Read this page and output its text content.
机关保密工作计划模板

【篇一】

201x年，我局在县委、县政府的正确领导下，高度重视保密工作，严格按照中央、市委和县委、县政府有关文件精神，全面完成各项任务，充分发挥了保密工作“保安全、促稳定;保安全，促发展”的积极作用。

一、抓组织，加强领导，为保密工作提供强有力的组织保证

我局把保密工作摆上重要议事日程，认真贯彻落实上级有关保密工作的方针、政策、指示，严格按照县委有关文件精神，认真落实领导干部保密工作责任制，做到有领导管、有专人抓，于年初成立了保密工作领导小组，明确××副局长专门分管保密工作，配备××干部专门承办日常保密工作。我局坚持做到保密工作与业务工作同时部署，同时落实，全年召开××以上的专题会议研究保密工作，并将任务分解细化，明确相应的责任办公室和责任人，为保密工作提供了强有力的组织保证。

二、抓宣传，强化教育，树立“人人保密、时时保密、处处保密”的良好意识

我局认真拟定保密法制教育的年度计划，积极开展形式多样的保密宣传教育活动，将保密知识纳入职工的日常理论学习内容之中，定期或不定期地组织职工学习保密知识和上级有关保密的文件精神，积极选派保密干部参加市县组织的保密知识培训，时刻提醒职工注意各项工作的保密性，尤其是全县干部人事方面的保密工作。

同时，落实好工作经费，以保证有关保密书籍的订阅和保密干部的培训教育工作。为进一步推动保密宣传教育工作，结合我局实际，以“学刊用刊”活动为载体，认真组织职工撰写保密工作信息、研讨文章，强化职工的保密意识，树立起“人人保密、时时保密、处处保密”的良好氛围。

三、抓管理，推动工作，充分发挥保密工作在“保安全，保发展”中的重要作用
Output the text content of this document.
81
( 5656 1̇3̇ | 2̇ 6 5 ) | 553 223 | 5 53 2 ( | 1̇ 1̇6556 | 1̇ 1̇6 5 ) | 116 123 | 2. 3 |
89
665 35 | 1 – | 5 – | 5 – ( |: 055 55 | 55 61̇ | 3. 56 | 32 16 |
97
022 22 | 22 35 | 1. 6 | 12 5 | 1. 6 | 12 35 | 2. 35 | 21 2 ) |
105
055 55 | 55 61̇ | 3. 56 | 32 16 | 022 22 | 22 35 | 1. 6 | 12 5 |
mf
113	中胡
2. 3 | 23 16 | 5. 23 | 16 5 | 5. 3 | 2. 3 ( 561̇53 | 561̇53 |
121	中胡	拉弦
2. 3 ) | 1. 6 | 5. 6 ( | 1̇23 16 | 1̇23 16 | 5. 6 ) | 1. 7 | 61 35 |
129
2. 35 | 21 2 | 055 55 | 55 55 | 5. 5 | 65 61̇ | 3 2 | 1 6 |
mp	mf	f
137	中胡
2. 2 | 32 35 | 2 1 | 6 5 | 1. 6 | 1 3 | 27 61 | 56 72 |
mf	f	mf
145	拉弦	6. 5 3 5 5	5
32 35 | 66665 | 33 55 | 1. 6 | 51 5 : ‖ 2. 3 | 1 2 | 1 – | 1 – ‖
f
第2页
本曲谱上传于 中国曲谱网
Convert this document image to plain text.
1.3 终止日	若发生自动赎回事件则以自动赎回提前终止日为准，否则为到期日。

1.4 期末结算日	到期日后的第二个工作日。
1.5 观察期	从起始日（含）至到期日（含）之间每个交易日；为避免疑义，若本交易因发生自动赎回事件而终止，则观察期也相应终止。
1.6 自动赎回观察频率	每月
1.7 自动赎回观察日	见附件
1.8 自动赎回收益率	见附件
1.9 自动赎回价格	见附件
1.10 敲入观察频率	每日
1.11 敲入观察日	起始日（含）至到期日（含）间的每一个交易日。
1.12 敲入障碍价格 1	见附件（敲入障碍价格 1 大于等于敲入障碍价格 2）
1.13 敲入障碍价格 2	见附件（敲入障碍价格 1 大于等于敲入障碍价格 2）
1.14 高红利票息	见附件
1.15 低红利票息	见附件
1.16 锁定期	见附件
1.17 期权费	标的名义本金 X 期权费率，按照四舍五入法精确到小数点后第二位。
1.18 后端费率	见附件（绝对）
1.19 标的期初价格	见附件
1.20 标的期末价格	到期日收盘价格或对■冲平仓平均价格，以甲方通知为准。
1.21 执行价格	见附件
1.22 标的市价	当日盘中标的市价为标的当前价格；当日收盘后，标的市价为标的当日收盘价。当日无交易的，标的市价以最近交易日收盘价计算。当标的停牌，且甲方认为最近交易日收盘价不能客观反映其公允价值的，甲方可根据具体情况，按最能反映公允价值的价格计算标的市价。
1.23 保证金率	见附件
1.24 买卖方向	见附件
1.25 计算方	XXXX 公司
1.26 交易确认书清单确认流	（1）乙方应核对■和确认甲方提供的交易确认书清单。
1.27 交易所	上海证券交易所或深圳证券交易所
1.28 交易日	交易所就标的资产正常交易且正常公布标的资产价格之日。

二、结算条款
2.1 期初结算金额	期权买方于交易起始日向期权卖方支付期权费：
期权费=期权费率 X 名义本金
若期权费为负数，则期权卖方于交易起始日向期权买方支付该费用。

··········

> **Set problem**:
Retype all the records, matching them exactly.

> **Answer below**:
Read this page and output its text content.
机关保密工作计划模板

【篇一】

201x年，我局在县委、县政府的正确领导下，高度重视保密工作，严格按照中央、市委和县委、县政府有关文件精神，全面完成各项任务，充分发挥了保密工作“保安全、促稳定;保安全，促发展”的积极作用。

一、抓组织，加强领导，为保密工作提供强有力的组织保证

我局把保密工作摆上重要议事日程，认真贯彻落实上级有关保密工作的方针、政策、指示，严格按照县委有关文件精神，认真落实领导干部保密工作责任制，做到有领导管、有专人抓，于年初成立了保密工作领导小组，明确××副局长专门分管保密工作，配备××干部专门承办日常保密工作。我局坚持做到保密工作与业务工作同时部署，同时落实，全年召开××以上的专题会议研究保密工作，并将任务分解细化，明确相应的责任办公室和责任人，为保密工作提供了强有力的组织保证。

二、抓宣传，强化教育，树立“人人保密、时时保密、处处保密”的良好意识

我局认真拟定保密法制教育的年度计划，积极开展形式多样的保密宣传教育活动，将保密知识纳入职工的日常理论学习内容之中，定期或不定期地组织职工学习保密知识和上级有关保密的文件精神，积极选派保密干部参加市县组织的保密知识培训，时刻提醒职工注意各项工作的保密性，尤其是全县干部人事方面的保密工作。

同时，落实好工作经费，以保证有关保密书籍的订阅和保密干部的培训教育工作。为进一步推动保密宣传教育工作，结合我局实际，以“学刊用刊”活动为载体，认真组织职工撰写保密工作信息、研讨文章，强化职工的保密意识，树立起“人人保密、时时保密、处处保密”的良好氛围。

三、抓管理，推动工作，充分发挥保密工作在“保安全，保发展”中的重要作用
Output the text content of this document.
81
( 5656 1̇3̇ | 2̇ 6 5 ) | 553 223 | 5 53 2 ( | 1̇ 1̇6556 | 1̇ 1̇6 5 ) | 116 123 | 2. 3 |
89
665 35 | 1 – | 5 – | 5 – ( |: 055 55 | 55 61̇ | 3. 56 | 32 16 |
97
022 22 | 22 35 | 1. 6 | 12 5 | 1. 6 | 12 35 | 2. 35 | 21 2 ) |
105
055 55 | 55 61̇ | 3. 56 | 32 16 | 022 22 | 22 35 | 1. 6 | 12 5 |
mf
113	中胡
2. 3 | 23 16 | 5. 23 | 16 5 | 5. 3 | 2. 3 ( 561̇53 | 561̇53 |
121	中胡	拉弦
2. 3 ) | 1. 6 | 5. 6 ( | 1̇23 16 | 1̇23 16 | 5. 6 ) | 1. 7 | 61 35 |
129
2. 35 | 21 2 | 055 55 | 55 55 | 5. 5 | 65 61̇ | 3 2 | 1 6 |
mp	mf	f
137	中胡
2. 2 | 32 35 | 2 1 | 6 5 | 1. 6 | 1 3 | 27 61 | 56 72 |
mf	f	mf
145	拉弦	6. 5 3 5 5	5
32 35 | 66665 | 33 55 | 1. 6 | 51 5 : ‖ 2. 3 | 1 2 | 1 – | 1 – ‖
f
第2页
本曲谱上传于 中国曲谱网
Convert this document image to plain text.
1.3 终止日	若发生自动赎回事件则以自动赎回提前终止日为准，否则为到期日。

1.4 期末结算日	到期日后的第二个工作日。
1.5 观察期	从起始日（含）至到期日（含）之间每个交易日；为避免疑义，若本交易因发生自动赎回事件而终止，则观察期也相应终止。
1.6 自动赎回观察频率	每月
1.7 自动赎回观察日	见附件
1.8 自动赎回收益率	见附件
1.9 自动赎回价格	见附件
1.10 敲入观察频率	每日
1.11 敲入观察日	起始日（含）至到期日（含）间的每一个交易日。
1.12 敲入障碍价格 1	见附件（敲入障碍价格 1 大于等于敲入障碍价格 2）
1.13 敲入障碍价格 2	见附件（敲入障碍价格 1 大于等于敲入障碍价格 2）
1.14 高红利票息	见附件
1.15 低红利票息	见附件
1.16 锁定期	见附件
1.17 期权费	标的名义本金 X 期权费率，按照四舍五入法精确到小数点后第二位。
1.18 后端费率	见附件（绝对）
1.19 标的期初价格	见附件
1.20 标的期末价格	到期日收盘价格或对■冲平仓平均价格，以甲方通知为准。
1.21 执行价格	见附件
1.22 标的市价	当日盘中标的市价为标的当前价格；当日收盘后，标的市价为标的当日收盘价。当日无交易的，标的市价以最近交易日收盘价计算。当标的停牌，且甲方认为最近交易日收盘价不能客观反映其公允价值的，甲方可根据具体情况，按最能反映公允价值的价格计算标的市价。
1.23 保证金率	见附件
1.24 买卖方向	见附件
1.25 计算方	XXXX 公司
1.26 交易确认书清单确认流	（1）乙方应核对■和确认甲方提供的交易确认书清单。
1.27 交易所	上海证券交易所或深圳证券交易所
1.28 交易日	交易所就标的资产正常交易且正常公布标的资产价格之日。

二、结算条款
2.1 期初结算金额	期权买方于交易起始日向期权卖方支付期权费：
期权费=期权费率 X 名义本金
若期权费为负数，则期权卖方于交易起始日向期权买方支付该费用。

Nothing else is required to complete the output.